## [INPUT RECORDS]
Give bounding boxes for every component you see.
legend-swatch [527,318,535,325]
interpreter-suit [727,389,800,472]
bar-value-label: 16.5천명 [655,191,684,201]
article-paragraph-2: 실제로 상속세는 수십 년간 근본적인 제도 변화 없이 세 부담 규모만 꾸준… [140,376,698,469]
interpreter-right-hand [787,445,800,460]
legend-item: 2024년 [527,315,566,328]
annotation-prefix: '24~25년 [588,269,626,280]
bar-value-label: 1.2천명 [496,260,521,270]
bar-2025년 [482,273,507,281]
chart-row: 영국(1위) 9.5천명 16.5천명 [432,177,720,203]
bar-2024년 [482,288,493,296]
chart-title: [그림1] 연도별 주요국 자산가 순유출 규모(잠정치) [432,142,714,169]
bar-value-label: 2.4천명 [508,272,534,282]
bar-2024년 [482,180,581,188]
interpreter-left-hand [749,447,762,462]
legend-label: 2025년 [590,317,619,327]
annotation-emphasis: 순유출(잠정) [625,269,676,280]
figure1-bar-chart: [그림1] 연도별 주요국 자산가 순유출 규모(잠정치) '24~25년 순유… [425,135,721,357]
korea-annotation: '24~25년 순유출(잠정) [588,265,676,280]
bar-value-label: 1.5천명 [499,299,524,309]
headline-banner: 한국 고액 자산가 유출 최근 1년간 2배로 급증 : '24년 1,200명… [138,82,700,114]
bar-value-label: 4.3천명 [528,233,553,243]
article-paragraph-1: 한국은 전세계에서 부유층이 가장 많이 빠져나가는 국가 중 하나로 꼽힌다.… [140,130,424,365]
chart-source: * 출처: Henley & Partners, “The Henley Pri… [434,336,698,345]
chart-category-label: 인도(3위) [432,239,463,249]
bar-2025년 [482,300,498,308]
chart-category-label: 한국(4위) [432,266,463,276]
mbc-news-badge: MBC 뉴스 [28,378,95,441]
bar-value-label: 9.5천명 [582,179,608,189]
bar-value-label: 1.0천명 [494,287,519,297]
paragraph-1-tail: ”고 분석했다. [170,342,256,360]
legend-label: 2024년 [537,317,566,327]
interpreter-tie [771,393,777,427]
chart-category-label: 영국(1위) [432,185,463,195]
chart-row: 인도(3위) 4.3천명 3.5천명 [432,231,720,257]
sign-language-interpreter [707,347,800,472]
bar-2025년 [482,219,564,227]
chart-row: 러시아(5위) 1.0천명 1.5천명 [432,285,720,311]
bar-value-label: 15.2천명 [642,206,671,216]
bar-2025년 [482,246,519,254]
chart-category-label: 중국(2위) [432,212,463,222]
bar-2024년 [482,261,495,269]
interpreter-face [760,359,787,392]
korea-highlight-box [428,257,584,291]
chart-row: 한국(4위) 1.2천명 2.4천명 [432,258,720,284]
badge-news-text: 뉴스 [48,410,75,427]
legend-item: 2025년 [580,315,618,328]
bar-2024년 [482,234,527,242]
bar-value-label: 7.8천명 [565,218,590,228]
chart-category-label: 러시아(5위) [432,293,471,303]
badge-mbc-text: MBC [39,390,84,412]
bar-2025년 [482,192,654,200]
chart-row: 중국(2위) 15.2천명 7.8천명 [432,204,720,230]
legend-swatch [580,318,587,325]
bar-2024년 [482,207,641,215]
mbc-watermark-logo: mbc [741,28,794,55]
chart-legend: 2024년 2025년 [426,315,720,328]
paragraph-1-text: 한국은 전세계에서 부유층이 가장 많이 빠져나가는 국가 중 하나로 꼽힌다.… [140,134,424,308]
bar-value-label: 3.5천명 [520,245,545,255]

## [YOUR TASK]
Return every line of the data that contains the string "news".

## [RESULT BELOW]
mbc-news-badge: MBC 뉴스 [28,378,95,441]
badge-news-text: 뉴스 [48,410,75,427]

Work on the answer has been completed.